▸ **What to produce**:
Pictures do not belong in your copy. Repeat all the other data exactly.

▸ **Entries from a visual dataset**:
########
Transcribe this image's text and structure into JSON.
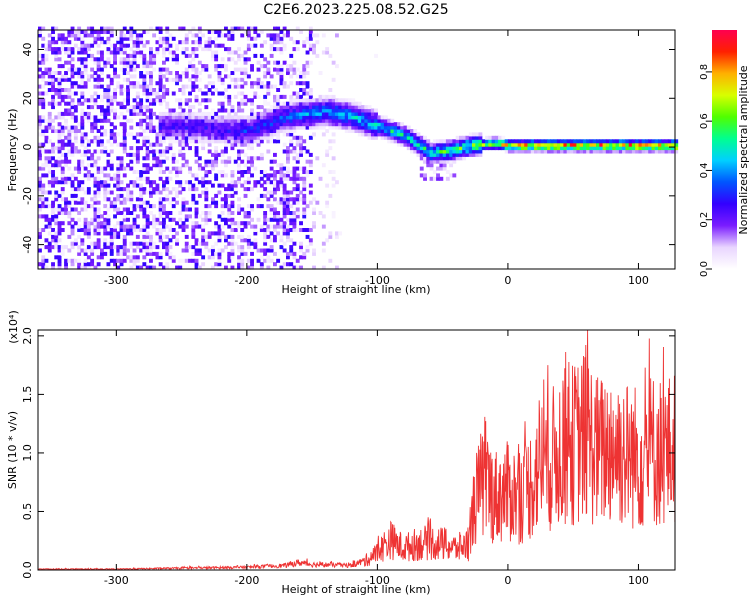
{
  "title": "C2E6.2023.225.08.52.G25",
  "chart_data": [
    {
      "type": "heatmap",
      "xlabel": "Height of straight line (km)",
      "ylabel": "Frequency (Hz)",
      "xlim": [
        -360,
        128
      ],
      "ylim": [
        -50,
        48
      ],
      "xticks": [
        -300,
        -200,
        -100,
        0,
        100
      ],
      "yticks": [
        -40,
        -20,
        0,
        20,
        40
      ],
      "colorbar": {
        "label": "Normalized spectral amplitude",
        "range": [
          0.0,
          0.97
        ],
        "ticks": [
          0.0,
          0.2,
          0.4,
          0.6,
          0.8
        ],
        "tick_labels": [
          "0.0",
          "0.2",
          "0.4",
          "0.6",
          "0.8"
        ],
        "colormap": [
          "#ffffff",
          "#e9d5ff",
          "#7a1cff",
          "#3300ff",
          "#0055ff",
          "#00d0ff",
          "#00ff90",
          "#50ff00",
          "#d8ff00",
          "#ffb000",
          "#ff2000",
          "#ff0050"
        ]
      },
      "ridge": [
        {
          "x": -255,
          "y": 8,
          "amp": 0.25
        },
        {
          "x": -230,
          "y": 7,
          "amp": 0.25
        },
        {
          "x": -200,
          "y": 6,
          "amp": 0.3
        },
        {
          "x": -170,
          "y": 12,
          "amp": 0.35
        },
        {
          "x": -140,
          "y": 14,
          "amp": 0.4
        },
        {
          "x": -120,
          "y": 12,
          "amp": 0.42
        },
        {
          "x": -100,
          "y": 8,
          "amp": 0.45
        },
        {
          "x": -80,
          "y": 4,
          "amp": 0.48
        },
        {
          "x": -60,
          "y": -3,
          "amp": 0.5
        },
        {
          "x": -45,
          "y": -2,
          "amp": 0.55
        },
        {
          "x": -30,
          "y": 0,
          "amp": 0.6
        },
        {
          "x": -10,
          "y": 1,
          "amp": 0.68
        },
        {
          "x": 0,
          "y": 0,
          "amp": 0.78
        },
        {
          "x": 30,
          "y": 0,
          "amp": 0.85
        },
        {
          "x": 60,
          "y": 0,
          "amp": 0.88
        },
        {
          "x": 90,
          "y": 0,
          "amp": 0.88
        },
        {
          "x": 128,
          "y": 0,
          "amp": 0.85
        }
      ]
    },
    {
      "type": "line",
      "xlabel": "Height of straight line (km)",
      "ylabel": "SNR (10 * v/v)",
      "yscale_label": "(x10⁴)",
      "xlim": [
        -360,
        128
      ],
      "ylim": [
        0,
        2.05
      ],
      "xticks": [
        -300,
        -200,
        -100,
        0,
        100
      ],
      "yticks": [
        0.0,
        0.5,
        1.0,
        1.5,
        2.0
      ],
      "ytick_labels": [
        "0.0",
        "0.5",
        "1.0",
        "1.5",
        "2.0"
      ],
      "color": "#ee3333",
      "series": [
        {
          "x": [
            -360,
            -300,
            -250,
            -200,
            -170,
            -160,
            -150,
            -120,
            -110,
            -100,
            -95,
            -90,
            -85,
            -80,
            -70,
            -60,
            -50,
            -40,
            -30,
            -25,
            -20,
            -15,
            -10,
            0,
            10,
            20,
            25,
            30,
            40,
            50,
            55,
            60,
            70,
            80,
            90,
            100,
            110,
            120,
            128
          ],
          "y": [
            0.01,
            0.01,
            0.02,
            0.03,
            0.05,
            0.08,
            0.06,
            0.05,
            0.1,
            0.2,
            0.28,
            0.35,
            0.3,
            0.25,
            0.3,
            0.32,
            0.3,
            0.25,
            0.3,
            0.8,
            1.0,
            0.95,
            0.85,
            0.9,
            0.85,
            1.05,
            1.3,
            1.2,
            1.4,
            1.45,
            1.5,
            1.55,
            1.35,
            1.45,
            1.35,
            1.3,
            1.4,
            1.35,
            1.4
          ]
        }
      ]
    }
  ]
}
########
▸ **Result for this exercise**:
Transcribe this image's text and structure into JSON.
{
  "title": "C2E6.2023.225.08.52.G25",
  "chart_data": [
    {
      "type": "heatmap",
      "xlabel": "Height of straight line (km)",
      "ylabel": "Frequency (Hz)",
      "xlim": [
        -360,
        128
      ],
      "ylim": [
        -50,
        48
      ],
      "xticks": [
        -300,
        -200,
        -100,
        0,
        100
      ],
      "yticks": [
        -40,
        -20,
        0,
        20,
        40
      ],
      "colorbar": {
        "label": "Normalized spectral amplitude",
        "range": [
          0.0,
          0.97
        ],
        "ticks": [
          0.0,
          0.2,
          0.4,
          0.6,
          0.8
        ],
        "tick_labels": [
          "0.0",
          "0.2",
          "0.4",
          "0.6",
          "0.8"
        ],
        "colormap": [
          "#ffffff",
          "#e9d5ff",
          "#7a1cff",
          "#3300ff",
          "#0055ff",
          "#00d0ff",
          "#00ff90",
          "#50ff00",
          "#d8ff00",
          "#ffb000",
          "#ff2000",
          "#ff0050"
        ]
      },
      "ridge": [
        {
          "x": -255,
          "y": 8,
          "amp": 0.25
        },
        {
          "x": -230,
          "y": 7,
          "amp": 0.25
        },
        {
          "x": -200,
          "y": 6,
          "amp": 0.3
        },
        {
          "x": -170,
          "y": 12,
          "amp": 0.35
        },
        {
          "x": -140,
          "y": 14,
          "amp": 0.4
        },
        {
          "x": -120,
          "y": 12,
          "amp": 0.42
        },
        {
          "x": -100,
          "y": 8,
          "amp": 0.45
        },
        {
          "x": -80,
          "y": 4,
          "amp": 0.48
        },
        {
          "x": -60,
          "y": -3,
          "amp": 0.5
        },
        {
          "x": -45,
          "y": -2,
          "amp": 0.55
        },
        {
          "x": -30,
          "y": 0,
          "amp": 0.6
        },
        {
          "x": -10,
          "y": 1,
          "amp": 0.68
        },
        {
          "x": 0,
          "y": 0,
          "amp": 0.78
        },
        {
          "x": 30,
          "y": 0,
          "amp": 0.85
        },
        {
          "x": 60,
          "y": 0,
          "amp": 0.88
        },
        {
          "x": 90,
          "y": 0,
          "amp": 0.88
        },
        {
          "x": 128,
          "y": 0,
          "amp": 0.85
        }
      ]
    },
    {
      "type": "line",
      "xlabel": "Height of straight line (km)",
      "ylabel": "SNR (10 * v/v)",
      "yscale_label": "(x10⁴)",
      "xlim": [
        -360,
        128
      ],
      "ylim": [
        0,
        2.05
      ],
      "xticks": [
        -300,
        -200,
        -100,
        0,
        100
      ],
      "yticks": [
        0.0,
        0.5,
        1.0,
        1.5,
        2.0
      ],
      "ytick_labels": [
        "0.0",
        "0.5",
        "1.0",
        "1.5",
        "2.0"
      ],
      "color": "#ee3333",
      "series": [
        {
          "x": [
            -360,
            -300,
            -250,
            -200,
            -170,
            -160,
            -150,
            -120,
            -110,
            -100,
            -95,
            -90,
            -85,
            -80,
            -70,
            -60,
            -50,
            -40,
            -30,
            -25,
            -20,
            -15,
            -10,
            0,
            10,
            20,
            25,
            30,
            40,
            50,
            55,
            60,
            70,
            80,
            90,
            100,
            110,
            120,
            128
          ],
          "y": [
            0.01,
            0.01,
            0.02,
            0.03,
            0.05,
            0.08,
            0.06,
            0.05,
            0.1,
            0.2,
            0.28,
            0.35,
            0.3,
            0.25,
            0.3,
            0.32,
            0.3,
            0.25,
            0.3,
            0.8,
            1.0,
            0.95,
            0.85,
            0.9,
            0.85,
            1.05,
            1.3,
            1.2,
            1.4,
            1.45,
            1.5,
            1.55,
            1.35,
            1.45,
            1.35,
            1.3,
            1.4,
            1.35,
            1.4
          ]
        }
      ]
    }
  ]
}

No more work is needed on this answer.